PROBLEM DETAILS: Copy down all of the data underneath, exactly as shown.

SUPPLIED INFORMATION:
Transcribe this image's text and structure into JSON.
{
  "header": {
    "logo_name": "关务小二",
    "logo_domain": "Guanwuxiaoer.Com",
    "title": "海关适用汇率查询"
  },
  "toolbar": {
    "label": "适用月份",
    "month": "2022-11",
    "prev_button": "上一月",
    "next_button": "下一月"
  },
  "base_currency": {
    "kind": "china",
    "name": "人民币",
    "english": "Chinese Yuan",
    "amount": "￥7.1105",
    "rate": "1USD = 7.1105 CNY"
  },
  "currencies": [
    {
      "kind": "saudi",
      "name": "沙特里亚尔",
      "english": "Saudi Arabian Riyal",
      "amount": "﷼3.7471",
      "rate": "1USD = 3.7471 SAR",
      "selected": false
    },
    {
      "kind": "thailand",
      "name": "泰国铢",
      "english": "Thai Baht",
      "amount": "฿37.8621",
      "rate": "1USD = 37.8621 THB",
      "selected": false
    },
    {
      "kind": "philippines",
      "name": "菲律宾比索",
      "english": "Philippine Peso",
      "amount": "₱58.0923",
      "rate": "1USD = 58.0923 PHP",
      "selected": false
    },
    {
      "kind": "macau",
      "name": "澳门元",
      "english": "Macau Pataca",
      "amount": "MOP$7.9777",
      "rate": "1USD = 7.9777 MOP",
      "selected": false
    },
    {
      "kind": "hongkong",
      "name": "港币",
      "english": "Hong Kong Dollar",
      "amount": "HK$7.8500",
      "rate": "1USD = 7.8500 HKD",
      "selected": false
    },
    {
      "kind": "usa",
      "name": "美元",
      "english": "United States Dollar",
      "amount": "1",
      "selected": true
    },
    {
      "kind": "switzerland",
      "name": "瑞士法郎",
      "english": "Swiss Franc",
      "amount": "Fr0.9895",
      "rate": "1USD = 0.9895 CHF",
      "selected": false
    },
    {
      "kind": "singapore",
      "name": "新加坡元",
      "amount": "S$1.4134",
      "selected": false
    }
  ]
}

THE ANSWER:
Transcribe this image's text and structure into JSON.
{
  "header": {
    "logo_name": "关务小二",
    "logo_domain": "Guanwuxiaoer.Com",
    "title": "海关适用汇率查询"
  },
  "toolbar": {
    "label": "适用月份",
    "month": "2022-11",
    "prev_button": "上一月",
    "next_button": "下一月"
  },
  "base_currency": {
    "kind": "china",
    "name": "人民币",
    "english": "Chinese Yuan",
    "amount": "￥7.1105",
    "rate": "1USD = 7.1105 CNY"
  },
  "currencies": [
    {
      "kind": "saudi",
      "name": "沙特里亚尔",
      "english": "Saudi Arabian Riyal",
      "amount": "﷼3.7471",
      "rate": "1USD = 3.7471 SAR",
      "selected": false
    },
    {
      "kind": "thailand",
      "name": "泰国铢",
      "english": "Thai Baht",
      "amount": "฿37.8621",
      "rate": "1USD = 37.8621 THB",
      "selected": false
    },
    {
      "kind": "philippines",
      "name": "菲律宾比索",
      "english": "Philippine Peso",
      "amount": "₱58.0923",
      "rate": "1USD = 58.0923 PHP",
      "selected": false
    },
    {
      "kind": "macau",
      "name": "澳门元",
      "english": "Macau Pataca",
      "amount": "MOP$7.9777",
      "rate": "1USD = 7.9777 MOP",
      "selected": false
    },
    {
      "kind": "hongkong",
      "name": "港币",
      "english": "Hong Kong Dollar",
      "amount": "HK$7.8500",
      "rate": "1USD = 7.8500 HKD",
      "selected": false
    },
    {
      "kind": "usa",
      "name": "美元",
      "english": "United States Dollar",
      "amount": "1",
      "selected": true
    },
    {
      "kind": "switzerland",
      "name": "瑞士法郎",
      "english": "Swiss Franc",
      "amount": "Fr0.9895",
      "rate": "1USD = 0.9895 CHF",
      "selected": false
    },
    {
      "kind": "singapore",
      "name": "新加坡元",
      "amount": "S$1.4134",
      "selected": false
    }
  ]
}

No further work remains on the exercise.